--- EXERCISE PASSAGE ---

Referring now to FIG. 1 which illustrates implantable medical device 100 containing biocompatible substrate 101 having surface 101a. At least one barbed loop 102 protrudes from surface 101a of the substrate 101 in a generally perpendicular orientation. As shown in FIG. 1, angle α is about 90° thus illustrating the generally perpendicular relationship between substrate 101 and barbed loops 102. Barbed loops 102 include a plurality of barbs 103 which may be all oriented in a single direction along the second filament which comprises the loops. Although barbs 103 are unidirectional, in the looped configuration, some of barbs 103 may be tissue-gripping barbs 103a and some of barbs 103 may not be tissue-gripping barbs 103b.

In FIG. 2, similar to FIG. 1, implantable medical device 200 includes biocompatible substrate 201 having surface 201a and at least one barbed loop 202. However, barbed loops 202 include a plurality of barbs 203 which may be oriented in more than one direction or multi-directional along the second filament which comprises the loops. All of barbs 203 may be tissue gripping. Angle α is about 90°, illustrating the generally perpendicular relationship between the substrate and the loops.

In FIGS. 1 and 2, the tissue-gripping element is shown as a barbed loop, 103 and 203, respectively. However, in some embodiments, such as those shown in FIGS. 3 and 4, the tissue-gripping elements may be barbed and spiked naps.

As depicted in FIG. 3, implantable medical device 300 includes biocompatible substrate 301 having surface 301a and at least one barbed and spiked nap 302 protruding from the surface of the substrate in a perpendicular manner. Naps 302 are substantially rectilinear in shape and include barbs 303 and spikes 304. Naps 302 may be formed from barbed loops in which the barbs were oriented in a single direction along the body of the loop. Barbs 303a may be tissue gripping while barbs 303b may not be tissue-gripping. Angle α is about 90°, illustrating the perpendicular relationship between the substrate and the naps. Spikes 304 are slightly greater in width than the remainder of the naps, providing additional tissue gripping capability to the barbed naps.

--- DATA UNDER STUDY ---

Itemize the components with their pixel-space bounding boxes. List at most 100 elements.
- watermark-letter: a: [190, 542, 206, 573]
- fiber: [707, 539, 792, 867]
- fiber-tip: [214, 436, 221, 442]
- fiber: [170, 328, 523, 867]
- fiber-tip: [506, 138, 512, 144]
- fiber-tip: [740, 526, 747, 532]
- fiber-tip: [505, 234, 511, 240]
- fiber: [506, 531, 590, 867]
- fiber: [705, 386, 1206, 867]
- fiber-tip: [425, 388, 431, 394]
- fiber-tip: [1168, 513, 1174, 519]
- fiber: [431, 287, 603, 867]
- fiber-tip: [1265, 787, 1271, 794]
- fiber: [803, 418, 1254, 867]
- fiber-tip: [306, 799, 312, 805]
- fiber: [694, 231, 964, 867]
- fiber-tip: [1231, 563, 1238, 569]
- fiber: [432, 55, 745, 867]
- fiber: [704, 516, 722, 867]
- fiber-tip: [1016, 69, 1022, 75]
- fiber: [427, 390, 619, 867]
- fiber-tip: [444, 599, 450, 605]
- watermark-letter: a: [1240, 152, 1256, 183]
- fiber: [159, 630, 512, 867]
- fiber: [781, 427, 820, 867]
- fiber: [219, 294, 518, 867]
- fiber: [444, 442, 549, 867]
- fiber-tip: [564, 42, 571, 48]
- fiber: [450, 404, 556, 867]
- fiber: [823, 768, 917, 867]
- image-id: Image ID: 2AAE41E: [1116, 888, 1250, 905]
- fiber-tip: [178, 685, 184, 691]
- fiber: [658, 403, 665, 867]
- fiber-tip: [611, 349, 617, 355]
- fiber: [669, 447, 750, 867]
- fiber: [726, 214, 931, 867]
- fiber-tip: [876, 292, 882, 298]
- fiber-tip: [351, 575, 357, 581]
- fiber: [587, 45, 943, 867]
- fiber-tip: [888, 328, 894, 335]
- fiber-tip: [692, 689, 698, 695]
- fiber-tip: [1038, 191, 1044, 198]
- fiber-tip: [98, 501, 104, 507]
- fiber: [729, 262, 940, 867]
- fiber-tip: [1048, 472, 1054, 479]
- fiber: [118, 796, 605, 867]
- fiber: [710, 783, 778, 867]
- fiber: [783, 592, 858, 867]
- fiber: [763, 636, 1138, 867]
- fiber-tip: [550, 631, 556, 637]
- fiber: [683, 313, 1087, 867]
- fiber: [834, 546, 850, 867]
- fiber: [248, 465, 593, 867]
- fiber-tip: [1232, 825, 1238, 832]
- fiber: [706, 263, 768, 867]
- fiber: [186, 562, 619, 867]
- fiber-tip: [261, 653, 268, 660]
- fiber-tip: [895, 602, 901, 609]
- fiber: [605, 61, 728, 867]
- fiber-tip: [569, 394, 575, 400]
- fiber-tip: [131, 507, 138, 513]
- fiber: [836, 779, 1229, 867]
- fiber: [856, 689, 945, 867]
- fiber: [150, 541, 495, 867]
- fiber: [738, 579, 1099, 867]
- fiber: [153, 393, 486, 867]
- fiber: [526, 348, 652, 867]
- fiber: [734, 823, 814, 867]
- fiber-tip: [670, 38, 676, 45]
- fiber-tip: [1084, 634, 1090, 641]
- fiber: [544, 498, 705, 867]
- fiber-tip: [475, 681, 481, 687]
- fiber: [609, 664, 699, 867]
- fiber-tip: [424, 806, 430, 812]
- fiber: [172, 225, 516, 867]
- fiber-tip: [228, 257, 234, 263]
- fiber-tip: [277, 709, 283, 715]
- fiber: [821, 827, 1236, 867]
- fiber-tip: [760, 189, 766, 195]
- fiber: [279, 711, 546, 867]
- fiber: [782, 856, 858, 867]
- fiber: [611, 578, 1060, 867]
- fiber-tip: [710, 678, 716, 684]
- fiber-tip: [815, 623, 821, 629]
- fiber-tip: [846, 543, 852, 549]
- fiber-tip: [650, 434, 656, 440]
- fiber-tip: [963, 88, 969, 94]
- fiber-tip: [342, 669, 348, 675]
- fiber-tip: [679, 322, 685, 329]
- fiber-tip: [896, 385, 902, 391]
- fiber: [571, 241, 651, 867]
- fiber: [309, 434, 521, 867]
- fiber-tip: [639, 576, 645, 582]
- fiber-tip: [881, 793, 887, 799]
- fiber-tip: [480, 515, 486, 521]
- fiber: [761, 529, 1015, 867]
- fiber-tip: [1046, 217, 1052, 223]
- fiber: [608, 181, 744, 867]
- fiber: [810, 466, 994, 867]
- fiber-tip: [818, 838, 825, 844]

---

● **EXPLORE THE MATERIAL**
(1) From the passage on implantable medical devices, reproduce the text starting at "As depicted in" and ending at "the barbed naps.".
(2) In the passage on implantable medical devices, what shape are naps 302 described as having?
(3) List every figure that the passage on implantable medical devices refers to.

● **RESULTS IN ORDER**
(1)
As depicted in FIG. 3, implantable medical device 300 includes biocompatible substrate 301 having surface 301a and at least one barbed and spiked nap 302 protruding from the surface of the substrate in a perpendicular manner. Naps 302 are substantially rectilinear in shape and include barbs 303 and spikes 304. Naps 302 may be formed from barbed loops in which the barbs were oriented in a single direction along the body of the loop. Barbs 303a may be tissue gripping while barbs 303b may not be tissue-gripping. Angle α is about 90°, illustrating the perpendicular relationship between the substrate and the naps. Spikes 304 are slightly greater in width than the remainder of the naps, providing additional tissue gripping capability to the barbed naps.

(2) Substantially rectilinear.

(3)
FIG. 1
FIG. 2
FIG. 3
FIG. 4